Dataset —

+===+

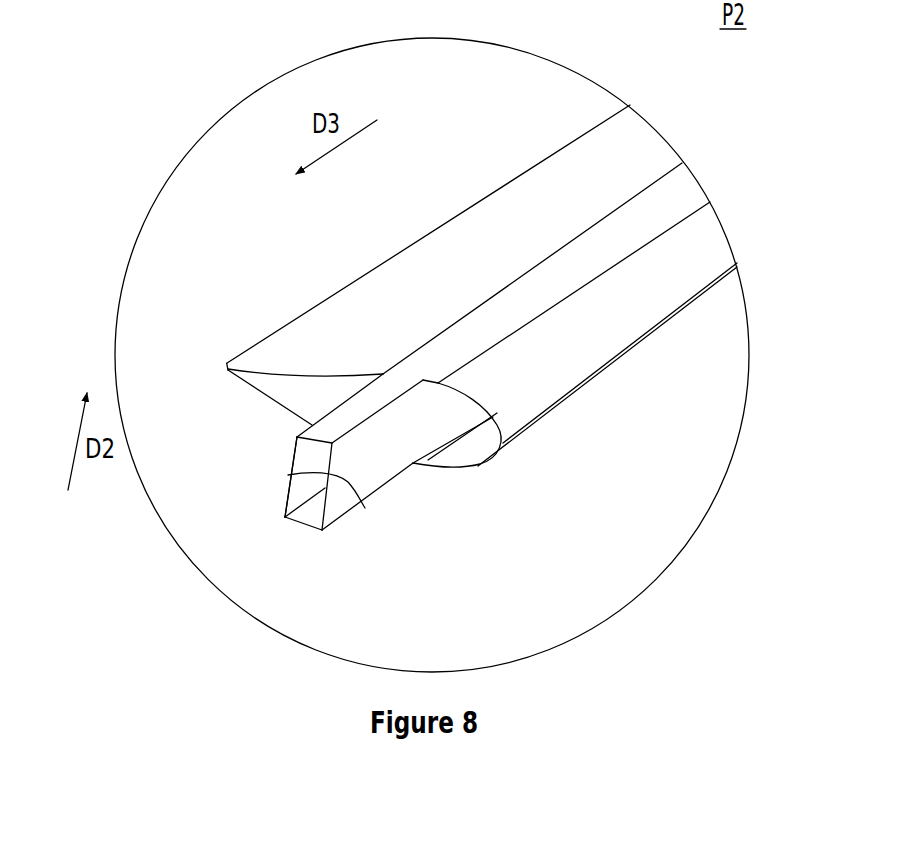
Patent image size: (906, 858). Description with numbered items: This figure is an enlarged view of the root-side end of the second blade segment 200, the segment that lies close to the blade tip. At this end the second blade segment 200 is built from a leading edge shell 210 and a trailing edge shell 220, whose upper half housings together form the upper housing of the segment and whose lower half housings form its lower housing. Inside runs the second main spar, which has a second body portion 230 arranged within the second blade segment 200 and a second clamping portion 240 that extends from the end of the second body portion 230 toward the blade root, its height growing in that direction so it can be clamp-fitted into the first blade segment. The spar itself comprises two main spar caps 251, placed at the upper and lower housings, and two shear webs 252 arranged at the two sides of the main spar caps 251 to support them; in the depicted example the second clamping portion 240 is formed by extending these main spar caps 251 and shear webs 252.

The second blade segment 200 is at (462, 186).
The leading edge shell 210 is at (573, 358).
The trailing edge shell 220 is at (315, 323).
The second body portion 230 is at (437, 420).
The second clamping portion 240 is at (322, 553).
The main spar caps 251 is at (296, 430).
The shear webs 252 is at (363, 465).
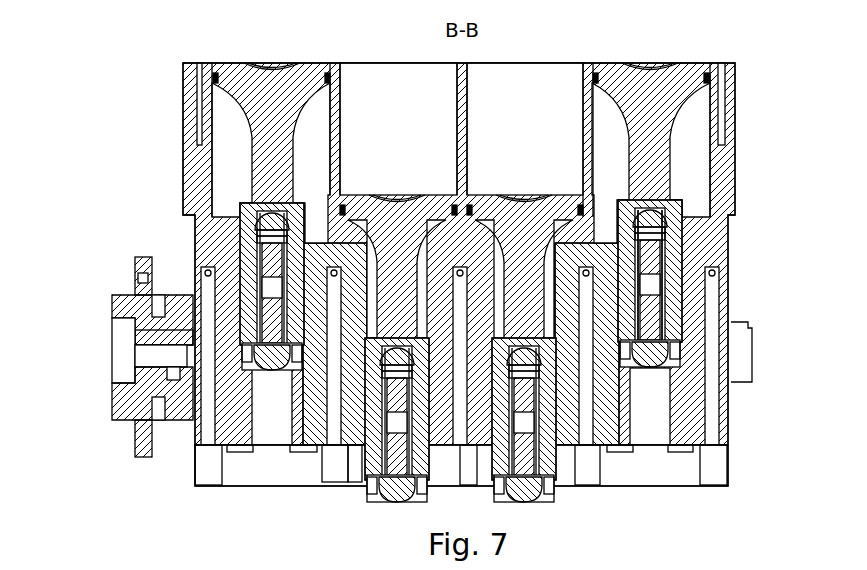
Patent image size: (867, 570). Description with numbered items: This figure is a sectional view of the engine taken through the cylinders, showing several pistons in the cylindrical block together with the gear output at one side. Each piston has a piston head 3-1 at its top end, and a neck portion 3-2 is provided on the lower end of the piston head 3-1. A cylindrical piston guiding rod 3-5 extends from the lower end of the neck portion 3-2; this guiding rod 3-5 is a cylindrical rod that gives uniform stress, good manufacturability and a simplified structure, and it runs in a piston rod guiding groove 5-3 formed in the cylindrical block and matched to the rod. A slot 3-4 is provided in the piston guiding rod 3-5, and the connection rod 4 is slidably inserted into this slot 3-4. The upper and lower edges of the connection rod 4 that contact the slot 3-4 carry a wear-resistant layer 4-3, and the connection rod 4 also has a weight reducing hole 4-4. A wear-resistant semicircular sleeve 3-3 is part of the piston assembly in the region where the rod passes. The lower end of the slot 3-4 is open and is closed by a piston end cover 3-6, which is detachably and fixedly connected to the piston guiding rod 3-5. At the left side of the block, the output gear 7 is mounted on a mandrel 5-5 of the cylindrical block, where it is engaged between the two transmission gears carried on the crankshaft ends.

The piston head 3-1 is at (688, 83).
The neck portion 3-2 is at (690, 107).
The wear-resistant semicircular sleeve 3-3 is at (680, 213).
The connection rod 4 is at (680, 245).
The slot 3-4 is at (668, 285).
The piston guiding rod 3-5 is at (685, 295).
The weight reducing hole 4-4 is at (652, 297).
The wear-resistant layer 4-3 is at (753, 380).
The piston end cover 3-6 is at (663, 372).
The piston rod guiding groove 5-3 is at (657, 408).
The output gear 7 is at (127, 295).
The mandrel 5-5 is at (165, 372).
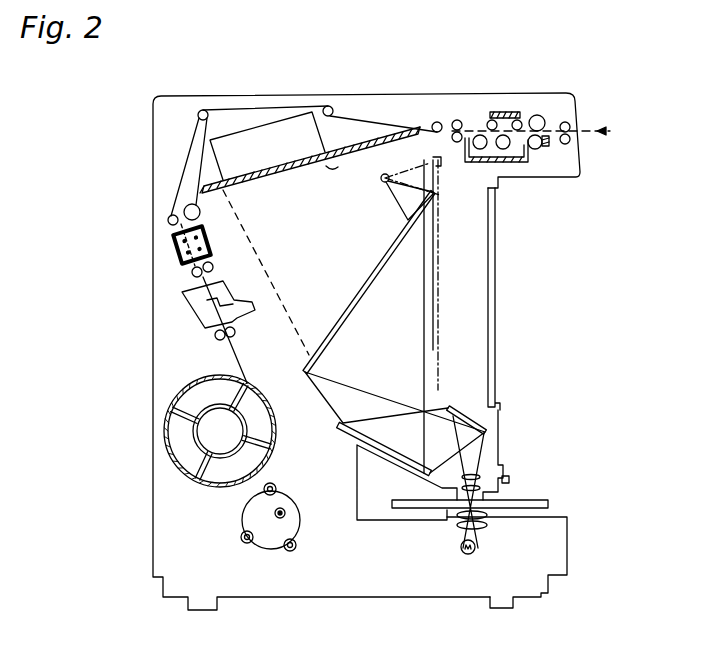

+===+

Problem description —
Render the lines above as a Markdown table with the columns Row and Line, numbering each row and omitting blank lines and pictures.

Full output —
| Row | Line |
|---|---|
| 1 | Patent image size: (906, 858). Description with numbered items: This figure is an enlarged view of the root-side end of the second blade segment 200, the segment that lies close to the blade tip. At this end the second blade segment 200 is built from a leading edge shell 210 and a trailing edge shell 220, whose upper half housings together form the upper housing of the segment and whose lower half housings form its lower housing. Inside runs the second main spar, which has a second body portion 230 arranged within the second blade segment 200 and a second clamping portion 240 that extends from the end of the second body portion 230 toward the blade root, its height growing in that direction so it can be clamp-fitted into the first blade segment. The spar itself comprises two main spar caps 251, placed at the upper and lower housings, and two shear webs 252 arranged at the two sides of the main spar caps 251 to support them; in the depicted example the second clamping portion 240 is formed by extending these main spar caps 251 and shear webs 252. |
| 2 | The second blade segment 200 is at (462, 186). |
| 3 | The leading edge shell 210 is at (573, 358). |
| 4 | The trailing edge shell 220 is at (315, 323). |
| 5 | The second body portion 230 is at (437, 420). |
| 6 | The second clamping portion 240 is at (322, 553). |
| 7 | The main spar caps 251 is at (296, 430). |
| 8 | The shear webs 252 is at (363, 465). |
| 9 | Patent image size: (867, 570). Description with numbered items: This figure is a sectional view of the engine taken through the cylinders, showing several pistons in the cylindrical block together with the gear output at one side. Each piston has a piston head 3-1 at its top end, and a neck portion 3-2 is provided on the lower end of the piston head 3-1. A cylindrical piston guiding rod 3-5 extends from the lower end of the neck portion 3-2; this guiding rod 3-5 is a cylindrical rod that gives uniform stress, good manufacturability and a simplified structure, and it runs in a piston rod guiding groove 5-3 formed in the cylindrical block and matched to the rod. A slot 3-4 is provided in the piston guiding rod 3-5, and the connection rod 4 is slidably inserted into this slot 3-4. The upper and lower edges of the connection rod 4 that contact the slot 3-4 carry a wear-resistant layer 4-3, and the connection rod 4 also has a weight reducing hole 4-4. A wear-resistant semicircular sleeve 3-3 is part of the piston assembly in the region where the rod passes. The lower end of the slot 3-4 is open and is closed by a piston end cover 3-6, which is detachably and fixedly connected to the piston guiding rod 3-5. At the left side of the block, the output gear 7 is mounted on a mandrel 5-5 of the cylindrical block, where it is engaged between the two transmission gears carried on the crankshaft ends. |
| 10 | The piston head 3-1 is at (688, 83). |
| 11 | The neck portion 3-2 is at (690, 107). |
| 12 | The wear-resistant semicircular sleeve 3-3 is at (680, 213). |
| 13 | The connection rod 4 is at (680, 245). |
| 14 | The slot 3-4 is at (668, 285). |
| 15 | The piston guiding rod 3-5 is at (685, 295). |
| 16 | The weight reducing hole 4-4 is at (652, 297). |
| 17 | The wear-resistant layer 4-3 is at (753, 380). |
| 18 | The piston end cover 3-6 is at (663, 372). |
| 19 | The piston rod guiding groove 5-3 is at (657, 408). |
| 20 | The output gear 7 is at (127, 295). |
| 21 | The mandrel 5-5 is at (165, 372). |